■ Short problem: In the listing below, locate the lines that hold "Settings" and copy them.

Stored data:
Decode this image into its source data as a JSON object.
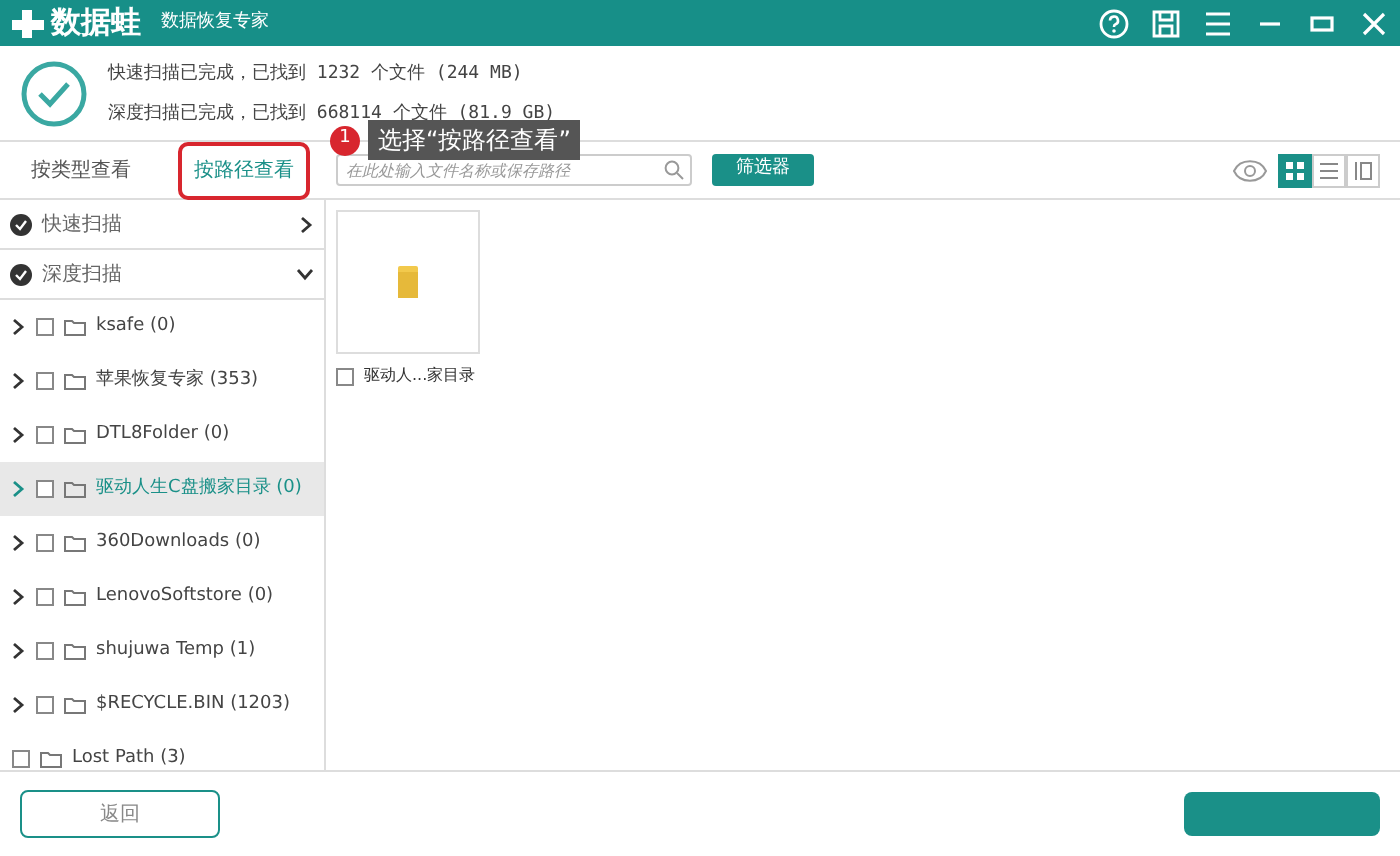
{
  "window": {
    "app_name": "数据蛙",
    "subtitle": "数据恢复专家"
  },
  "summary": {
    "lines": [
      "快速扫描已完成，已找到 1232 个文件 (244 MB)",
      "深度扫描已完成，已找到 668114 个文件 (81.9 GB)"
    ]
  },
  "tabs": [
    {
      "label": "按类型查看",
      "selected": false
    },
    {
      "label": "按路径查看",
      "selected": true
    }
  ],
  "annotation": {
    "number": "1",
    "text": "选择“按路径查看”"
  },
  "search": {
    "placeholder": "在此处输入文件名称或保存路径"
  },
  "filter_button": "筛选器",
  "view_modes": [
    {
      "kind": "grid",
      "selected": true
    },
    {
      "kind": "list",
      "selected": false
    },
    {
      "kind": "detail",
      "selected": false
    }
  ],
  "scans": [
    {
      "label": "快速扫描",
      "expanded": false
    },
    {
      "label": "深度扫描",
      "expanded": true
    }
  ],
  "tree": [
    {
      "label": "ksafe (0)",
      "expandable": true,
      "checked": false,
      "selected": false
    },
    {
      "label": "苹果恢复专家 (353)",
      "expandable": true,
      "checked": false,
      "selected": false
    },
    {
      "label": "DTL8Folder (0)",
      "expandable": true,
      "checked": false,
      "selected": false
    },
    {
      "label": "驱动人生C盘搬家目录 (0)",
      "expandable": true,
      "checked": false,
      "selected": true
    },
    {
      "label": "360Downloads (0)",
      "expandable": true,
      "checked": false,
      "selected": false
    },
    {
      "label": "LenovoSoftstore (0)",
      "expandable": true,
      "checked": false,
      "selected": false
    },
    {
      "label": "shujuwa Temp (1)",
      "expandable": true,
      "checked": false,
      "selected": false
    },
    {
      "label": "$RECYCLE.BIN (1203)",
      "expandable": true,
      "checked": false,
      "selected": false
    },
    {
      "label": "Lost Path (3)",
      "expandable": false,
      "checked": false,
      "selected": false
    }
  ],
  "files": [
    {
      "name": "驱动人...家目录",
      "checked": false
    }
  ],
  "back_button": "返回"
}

==

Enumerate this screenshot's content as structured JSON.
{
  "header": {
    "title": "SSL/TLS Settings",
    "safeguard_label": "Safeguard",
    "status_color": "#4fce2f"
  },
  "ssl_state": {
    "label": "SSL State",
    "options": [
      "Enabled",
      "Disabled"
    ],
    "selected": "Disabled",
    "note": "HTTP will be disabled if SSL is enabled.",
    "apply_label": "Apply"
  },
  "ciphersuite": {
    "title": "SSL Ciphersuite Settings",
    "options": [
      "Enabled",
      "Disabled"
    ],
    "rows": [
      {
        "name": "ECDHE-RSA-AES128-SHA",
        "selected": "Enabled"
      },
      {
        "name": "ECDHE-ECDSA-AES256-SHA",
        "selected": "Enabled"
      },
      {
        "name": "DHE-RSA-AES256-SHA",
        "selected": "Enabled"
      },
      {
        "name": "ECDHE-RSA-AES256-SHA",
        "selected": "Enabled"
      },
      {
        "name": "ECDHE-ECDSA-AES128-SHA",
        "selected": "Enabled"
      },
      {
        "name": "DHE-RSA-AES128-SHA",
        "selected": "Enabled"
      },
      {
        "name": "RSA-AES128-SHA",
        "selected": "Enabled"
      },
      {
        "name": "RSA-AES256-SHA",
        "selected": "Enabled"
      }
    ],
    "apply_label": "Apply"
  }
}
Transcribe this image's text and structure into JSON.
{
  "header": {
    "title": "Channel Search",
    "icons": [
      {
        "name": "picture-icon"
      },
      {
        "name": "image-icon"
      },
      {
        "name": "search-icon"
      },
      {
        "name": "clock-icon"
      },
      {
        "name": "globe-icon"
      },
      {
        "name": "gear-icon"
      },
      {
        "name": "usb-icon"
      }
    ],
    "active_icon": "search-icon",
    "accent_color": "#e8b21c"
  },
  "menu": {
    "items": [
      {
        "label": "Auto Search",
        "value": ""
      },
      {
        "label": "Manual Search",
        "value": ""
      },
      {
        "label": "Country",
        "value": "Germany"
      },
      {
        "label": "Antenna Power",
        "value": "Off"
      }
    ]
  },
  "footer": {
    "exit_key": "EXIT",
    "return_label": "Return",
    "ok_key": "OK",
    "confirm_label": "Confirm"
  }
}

■ Right answer:
    "title": "SSL/TLS Settings",
    "title": "SSL Ciphersuite Settings",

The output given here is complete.